▸ **TASK BRIEF**: Find each line in the following listing that has the string "ДЕПУТАТІВ", then state the count and nothing else.

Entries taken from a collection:
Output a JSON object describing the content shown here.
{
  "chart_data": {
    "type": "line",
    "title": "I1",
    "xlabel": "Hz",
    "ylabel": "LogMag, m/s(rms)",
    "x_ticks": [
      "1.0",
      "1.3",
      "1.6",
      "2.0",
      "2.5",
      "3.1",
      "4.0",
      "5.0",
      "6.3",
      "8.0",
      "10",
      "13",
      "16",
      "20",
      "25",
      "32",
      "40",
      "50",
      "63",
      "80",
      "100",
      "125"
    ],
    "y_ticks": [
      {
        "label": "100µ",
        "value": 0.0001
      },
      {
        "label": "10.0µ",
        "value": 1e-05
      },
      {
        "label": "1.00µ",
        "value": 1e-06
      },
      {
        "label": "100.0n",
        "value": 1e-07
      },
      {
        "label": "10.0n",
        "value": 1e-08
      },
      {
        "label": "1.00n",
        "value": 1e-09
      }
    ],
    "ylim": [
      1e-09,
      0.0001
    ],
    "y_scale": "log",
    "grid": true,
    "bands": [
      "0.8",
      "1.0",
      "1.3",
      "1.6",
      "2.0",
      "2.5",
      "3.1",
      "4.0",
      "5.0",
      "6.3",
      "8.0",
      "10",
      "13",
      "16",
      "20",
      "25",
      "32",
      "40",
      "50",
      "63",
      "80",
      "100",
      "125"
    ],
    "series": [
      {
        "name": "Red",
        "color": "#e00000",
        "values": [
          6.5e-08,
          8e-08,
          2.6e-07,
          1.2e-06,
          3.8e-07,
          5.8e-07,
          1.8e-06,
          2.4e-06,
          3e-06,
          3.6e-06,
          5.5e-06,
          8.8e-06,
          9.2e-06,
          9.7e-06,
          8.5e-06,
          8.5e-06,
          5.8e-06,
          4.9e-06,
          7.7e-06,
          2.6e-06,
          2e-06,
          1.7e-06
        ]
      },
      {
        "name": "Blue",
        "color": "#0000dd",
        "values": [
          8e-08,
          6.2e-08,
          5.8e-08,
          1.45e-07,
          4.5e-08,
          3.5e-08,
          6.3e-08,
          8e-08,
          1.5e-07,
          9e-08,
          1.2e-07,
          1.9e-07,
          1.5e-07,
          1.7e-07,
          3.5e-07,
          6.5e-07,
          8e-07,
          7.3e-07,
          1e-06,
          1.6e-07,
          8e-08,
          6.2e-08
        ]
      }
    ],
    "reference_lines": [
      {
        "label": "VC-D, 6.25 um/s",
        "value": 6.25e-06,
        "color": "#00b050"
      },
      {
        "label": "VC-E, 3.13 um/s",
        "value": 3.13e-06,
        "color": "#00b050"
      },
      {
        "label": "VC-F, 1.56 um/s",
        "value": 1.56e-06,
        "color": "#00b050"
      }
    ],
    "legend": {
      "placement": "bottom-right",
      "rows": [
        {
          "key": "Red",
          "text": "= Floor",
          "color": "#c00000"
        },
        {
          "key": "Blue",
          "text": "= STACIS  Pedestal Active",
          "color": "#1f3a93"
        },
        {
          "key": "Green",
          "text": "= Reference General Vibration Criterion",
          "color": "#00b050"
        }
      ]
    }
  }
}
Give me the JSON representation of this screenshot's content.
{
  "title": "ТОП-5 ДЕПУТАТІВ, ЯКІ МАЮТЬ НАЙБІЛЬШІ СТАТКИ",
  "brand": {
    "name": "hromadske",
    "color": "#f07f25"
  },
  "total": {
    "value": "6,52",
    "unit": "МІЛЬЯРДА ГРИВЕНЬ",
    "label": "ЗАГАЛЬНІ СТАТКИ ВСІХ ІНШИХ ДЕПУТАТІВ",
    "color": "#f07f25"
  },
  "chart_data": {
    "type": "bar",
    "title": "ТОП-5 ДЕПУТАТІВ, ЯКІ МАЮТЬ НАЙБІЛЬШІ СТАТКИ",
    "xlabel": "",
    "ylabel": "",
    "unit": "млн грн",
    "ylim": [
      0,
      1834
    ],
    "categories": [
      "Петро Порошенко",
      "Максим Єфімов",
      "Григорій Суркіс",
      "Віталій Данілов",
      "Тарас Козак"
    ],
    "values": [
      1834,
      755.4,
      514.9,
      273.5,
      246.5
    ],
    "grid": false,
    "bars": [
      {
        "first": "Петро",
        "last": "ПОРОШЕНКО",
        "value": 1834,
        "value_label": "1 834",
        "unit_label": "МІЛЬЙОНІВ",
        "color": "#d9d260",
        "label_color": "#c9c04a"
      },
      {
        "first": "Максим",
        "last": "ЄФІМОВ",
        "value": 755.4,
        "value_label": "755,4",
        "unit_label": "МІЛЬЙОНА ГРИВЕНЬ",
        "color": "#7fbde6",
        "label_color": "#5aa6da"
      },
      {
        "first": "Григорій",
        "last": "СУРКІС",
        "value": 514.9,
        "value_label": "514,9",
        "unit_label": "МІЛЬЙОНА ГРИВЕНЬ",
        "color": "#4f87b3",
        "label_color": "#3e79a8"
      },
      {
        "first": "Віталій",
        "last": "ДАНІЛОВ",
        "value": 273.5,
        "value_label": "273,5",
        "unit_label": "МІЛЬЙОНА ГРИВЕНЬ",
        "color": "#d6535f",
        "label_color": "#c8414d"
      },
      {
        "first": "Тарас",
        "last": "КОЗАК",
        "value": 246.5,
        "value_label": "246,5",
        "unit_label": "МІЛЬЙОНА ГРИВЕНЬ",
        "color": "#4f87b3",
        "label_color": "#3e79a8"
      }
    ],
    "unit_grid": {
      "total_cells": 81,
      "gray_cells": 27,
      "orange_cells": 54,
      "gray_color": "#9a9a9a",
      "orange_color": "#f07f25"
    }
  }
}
--
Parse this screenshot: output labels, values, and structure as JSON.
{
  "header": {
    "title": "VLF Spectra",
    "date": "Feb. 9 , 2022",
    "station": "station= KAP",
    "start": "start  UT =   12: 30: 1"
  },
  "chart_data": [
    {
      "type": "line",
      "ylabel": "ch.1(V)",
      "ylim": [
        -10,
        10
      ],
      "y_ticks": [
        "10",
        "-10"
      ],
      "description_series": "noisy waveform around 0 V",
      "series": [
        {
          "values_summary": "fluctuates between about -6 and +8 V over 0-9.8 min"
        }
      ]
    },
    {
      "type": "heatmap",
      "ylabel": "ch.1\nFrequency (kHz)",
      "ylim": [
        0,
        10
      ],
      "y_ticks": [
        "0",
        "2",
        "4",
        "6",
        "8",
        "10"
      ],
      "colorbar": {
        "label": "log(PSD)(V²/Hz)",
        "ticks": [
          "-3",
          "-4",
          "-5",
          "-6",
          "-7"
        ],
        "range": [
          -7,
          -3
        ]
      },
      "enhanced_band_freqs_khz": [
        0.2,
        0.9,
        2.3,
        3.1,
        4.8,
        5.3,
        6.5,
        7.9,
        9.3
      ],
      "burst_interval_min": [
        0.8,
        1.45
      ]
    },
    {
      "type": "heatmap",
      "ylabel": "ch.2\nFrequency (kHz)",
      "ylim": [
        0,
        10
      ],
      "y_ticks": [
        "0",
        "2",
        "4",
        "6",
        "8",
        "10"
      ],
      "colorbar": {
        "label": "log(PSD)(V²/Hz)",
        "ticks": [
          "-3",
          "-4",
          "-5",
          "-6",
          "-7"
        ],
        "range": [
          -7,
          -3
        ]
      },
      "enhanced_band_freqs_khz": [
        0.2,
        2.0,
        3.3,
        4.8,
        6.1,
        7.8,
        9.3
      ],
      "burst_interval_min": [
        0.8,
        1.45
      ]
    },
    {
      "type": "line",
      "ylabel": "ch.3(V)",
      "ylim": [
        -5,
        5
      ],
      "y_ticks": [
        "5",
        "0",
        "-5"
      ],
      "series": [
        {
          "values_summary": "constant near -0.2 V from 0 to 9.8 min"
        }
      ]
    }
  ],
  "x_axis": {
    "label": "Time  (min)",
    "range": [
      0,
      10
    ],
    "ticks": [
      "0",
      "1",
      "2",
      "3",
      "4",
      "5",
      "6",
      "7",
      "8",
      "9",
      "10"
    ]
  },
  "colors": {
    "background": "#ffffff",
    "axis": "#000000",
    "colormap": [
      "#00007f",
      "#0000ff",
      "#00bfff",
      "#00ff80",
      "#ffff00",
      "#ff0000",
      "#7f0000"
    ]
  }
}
---
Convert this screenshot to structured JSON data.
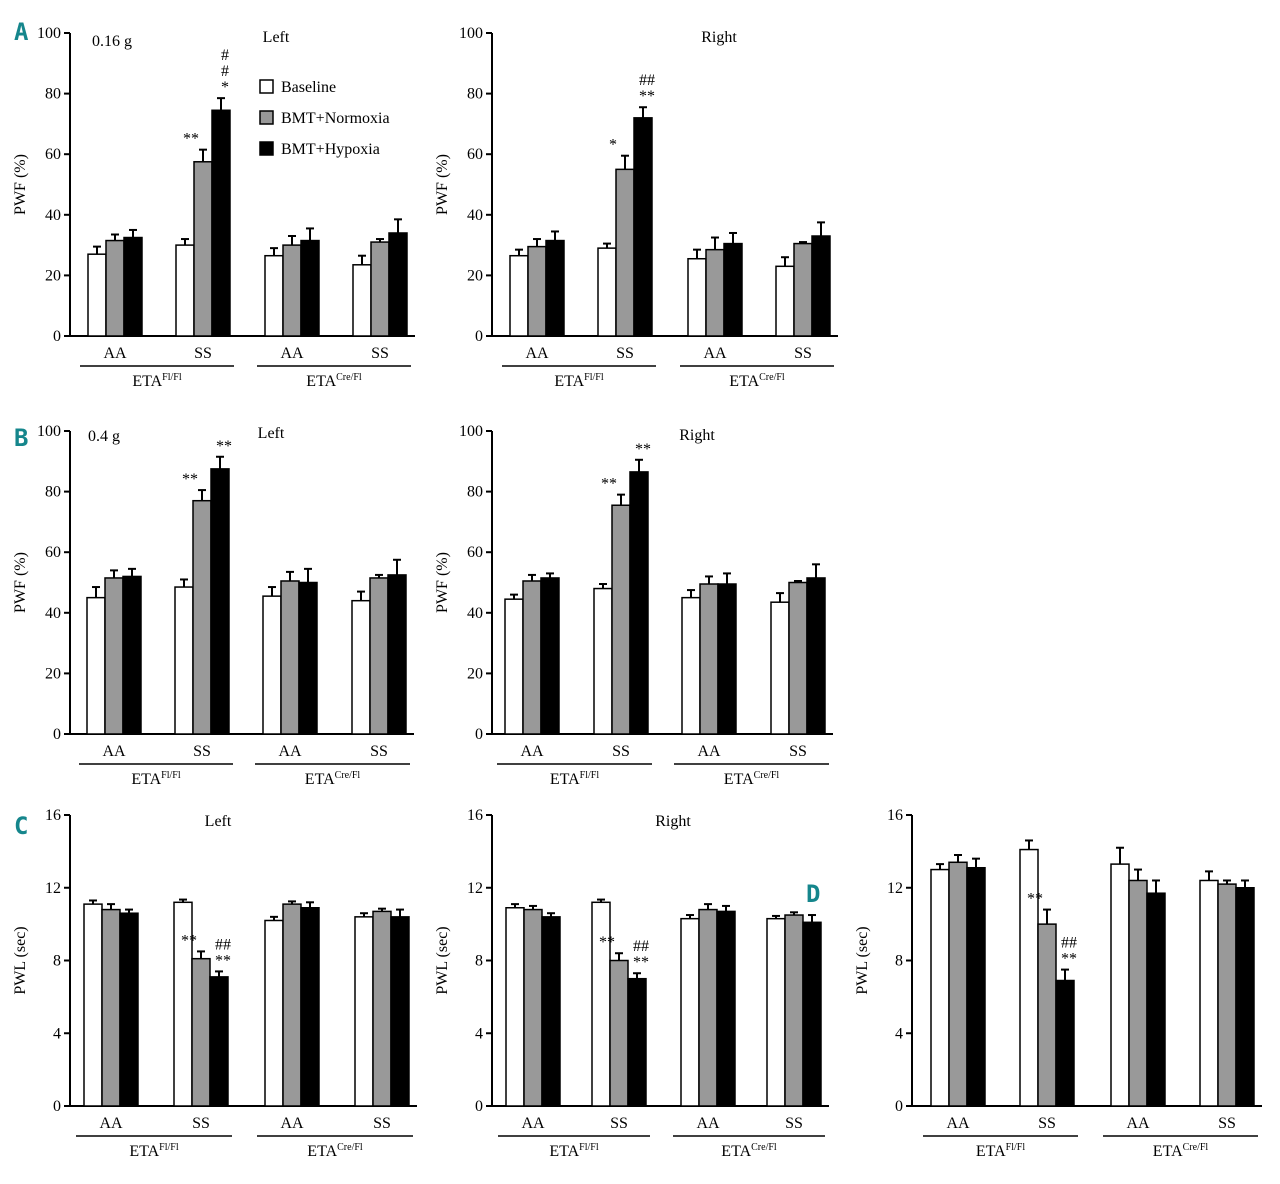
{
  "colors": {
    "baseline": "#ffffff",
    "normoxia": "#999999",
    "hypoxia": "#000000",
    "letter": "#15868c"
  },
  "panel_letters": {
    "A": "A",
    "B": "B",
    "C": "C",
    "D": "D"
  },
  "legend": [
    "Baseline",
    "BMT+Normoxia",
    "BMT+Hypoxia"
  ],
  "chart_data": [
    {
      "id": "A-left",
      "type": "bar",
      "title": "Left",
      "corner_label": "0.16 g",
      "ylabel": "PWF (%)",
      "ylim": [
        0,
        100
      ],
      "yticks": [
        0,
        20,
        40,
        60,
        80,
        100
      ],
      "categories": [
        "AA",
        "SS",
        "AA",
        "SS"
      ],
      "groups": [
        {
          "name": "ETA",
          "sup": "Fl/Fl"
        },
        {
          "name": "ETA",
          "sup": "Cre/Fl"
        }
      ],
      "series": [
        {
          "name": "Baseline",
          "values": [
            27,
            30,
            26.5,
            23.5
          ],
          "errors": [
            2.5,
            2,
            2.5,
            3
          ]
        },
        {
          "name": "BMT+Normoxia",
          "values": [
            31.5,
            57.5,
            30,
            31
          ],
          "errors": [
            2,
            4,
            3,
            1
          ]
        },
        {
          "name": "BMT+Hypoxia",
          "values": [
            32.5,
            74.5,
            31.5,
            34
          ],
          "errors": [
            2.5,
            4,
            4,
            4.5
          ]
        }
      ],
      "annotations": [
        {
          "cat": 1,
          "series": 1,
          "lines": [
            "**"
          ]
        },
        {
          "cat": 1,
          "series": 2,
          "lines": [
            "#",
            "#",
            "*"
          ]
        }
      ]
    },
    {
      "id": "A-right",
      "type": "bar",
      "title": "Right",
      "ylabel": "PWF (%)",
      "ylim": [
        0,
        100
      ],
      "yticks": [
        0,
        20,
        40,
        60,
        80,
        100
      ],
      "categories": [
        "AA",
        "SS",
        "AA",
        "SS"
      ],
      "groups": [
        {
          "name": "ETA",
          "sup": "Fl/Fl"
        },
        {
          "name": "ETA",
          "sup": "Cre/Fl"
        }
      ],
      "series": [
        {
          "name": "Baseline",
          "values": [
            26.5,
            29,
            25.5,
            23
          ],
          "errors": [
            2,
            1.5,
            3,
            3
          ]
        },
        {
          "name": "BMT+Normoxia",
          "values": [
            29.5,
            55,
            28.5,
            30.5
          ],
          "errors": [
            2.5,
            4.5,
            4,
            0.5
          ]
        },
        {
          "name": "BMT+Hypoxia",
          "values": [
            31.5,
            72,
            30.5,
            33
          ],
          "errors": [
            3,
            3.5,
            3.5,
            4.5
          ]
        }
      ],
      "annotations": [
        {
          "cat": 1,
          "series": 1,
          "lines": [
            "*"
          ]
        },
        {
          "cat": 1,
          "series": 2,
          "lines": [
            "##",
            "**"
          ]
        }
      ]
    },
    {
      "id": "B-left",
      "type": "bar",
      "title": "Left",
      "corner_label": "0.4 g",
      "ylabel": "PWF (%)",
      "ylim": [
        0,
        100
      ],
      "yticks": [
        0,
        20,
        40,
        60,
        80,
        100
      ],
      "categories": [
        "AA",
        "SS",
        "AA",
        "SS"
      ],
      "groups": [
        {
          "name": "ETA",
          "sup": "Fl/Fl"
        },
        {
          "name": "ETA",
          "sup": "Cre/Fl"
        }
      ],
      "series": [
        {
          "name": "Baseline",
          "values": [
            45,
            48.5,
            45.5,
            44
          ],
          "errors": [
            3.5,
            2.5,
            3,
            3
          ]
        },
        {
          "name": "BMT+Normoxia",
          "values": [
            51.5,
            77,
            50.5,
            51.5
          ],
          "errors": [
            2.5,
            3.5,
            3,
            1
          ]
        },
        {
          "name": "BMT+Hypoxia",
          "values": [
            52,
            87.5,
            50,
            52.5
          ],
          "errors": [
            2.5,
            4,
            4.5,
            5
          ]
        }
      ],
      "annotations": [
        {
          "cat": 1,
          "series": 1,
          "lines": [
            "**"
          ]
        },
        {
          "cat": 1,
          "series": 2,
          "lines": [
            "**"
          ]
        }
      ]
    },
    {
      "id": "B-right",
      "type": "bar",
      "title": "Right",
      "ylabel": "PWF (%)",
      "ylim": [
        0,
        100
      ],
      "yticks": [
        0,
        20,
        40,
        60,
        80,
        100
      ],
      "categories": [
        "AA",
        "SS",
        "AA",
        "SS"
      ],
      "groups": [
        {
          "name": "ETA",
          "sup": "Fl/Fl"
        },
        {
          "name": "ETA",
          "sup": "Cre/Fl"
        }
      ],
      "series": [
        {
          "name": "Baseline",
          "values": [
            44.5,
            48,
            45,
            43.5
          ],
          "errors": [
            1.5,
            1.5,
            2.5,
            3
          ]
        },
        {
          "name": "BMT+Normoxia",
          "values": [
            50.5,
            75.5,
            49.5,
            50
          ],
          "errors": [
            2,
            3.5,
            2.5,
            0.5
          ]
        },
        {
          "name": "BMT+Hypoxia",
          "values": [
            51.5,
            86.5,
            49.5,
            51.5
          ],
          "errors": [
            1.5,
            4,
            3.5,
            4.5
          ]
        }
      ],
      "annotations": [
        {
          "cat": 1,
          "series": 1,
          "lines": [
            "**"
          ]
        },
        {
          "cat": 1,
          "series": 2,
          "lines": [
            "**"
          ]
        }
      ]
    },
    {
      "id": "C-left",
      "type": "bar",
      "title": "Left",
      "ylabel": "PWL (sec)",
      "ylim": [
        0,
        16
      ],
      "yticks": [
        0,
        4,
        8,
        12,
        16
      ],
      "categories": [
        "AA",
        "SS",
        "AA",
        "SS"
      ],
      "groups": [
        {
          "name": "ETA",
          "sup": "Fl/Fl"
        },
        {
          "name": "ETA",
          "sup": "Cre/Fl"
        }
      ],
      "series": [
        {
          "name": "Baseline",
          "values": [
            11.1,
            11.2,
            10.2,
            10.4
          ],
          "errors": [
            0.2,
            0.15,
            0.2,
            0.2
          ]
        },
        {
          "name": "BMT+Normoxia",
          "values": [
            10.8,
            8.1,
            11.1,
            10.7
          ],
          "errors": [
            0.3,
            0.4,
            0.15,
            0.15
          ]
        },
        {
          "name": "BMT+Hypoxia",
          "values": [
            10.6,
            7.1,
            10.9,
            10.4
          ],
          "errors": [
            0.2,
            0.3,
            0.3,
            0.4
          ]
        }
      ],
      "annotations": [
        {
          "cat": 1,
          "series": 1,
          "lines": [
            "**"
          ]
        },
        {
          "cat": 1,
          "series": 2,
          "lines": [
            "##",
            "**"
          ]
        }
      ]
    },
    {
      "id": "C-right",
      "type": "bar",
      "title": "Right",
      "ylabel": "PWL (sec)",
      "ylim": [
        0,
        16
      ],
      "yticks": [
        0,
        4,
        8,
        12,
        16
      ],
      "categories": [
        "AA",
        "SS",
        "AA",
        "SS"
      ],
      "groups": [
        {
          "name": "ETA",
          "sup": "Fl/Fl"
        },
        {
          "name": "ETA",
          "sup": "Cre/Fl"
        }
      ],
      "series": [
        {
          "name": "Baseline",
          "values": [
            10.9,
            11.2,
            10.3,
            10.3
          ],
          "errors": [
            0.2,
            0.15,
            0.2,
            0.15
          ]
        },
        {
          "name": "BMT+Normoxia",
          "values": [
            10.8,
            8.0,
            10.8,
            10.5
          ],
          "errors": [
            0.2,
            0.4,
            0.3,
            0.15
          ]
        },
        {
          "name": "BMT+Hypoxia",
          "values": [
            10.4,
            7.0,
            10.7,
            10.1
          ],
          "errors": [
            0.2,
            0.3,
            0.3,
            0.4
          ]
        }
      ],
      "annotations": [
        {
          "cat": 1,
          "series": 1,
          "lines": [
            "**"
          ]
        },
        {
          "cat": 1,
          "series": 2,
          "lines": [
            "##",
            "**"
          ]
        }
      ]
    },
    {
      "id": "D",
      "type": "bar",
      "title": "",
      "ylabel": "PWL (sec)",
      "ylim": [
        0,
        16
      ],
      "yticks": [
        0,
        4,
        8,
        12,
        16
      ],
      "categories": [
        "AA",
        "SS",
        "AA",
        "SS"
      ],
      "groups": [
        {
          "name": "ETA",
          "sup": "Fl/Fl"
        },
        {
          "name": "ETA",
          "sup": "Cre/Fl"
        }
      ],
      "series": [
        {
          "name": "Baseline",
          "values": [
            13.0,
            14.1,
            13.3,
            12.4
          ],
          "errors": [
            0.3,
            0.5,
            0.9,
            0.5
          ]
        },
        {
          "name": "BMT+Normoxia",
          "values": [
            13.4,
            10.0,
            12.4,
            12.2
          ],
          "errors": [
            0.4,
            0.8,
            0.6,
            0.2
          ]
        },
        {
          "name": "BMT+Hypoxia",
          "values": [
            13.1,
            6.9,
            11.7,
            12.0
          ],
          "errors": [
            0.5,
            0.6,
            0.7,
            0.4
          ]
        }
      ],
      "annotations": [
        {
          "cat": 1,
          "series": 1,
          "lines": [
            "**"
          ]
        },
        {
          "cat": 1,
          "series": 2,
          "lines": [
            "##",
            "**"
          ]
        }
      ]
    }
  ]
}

▸ **EXERCISE ANSWER**: 3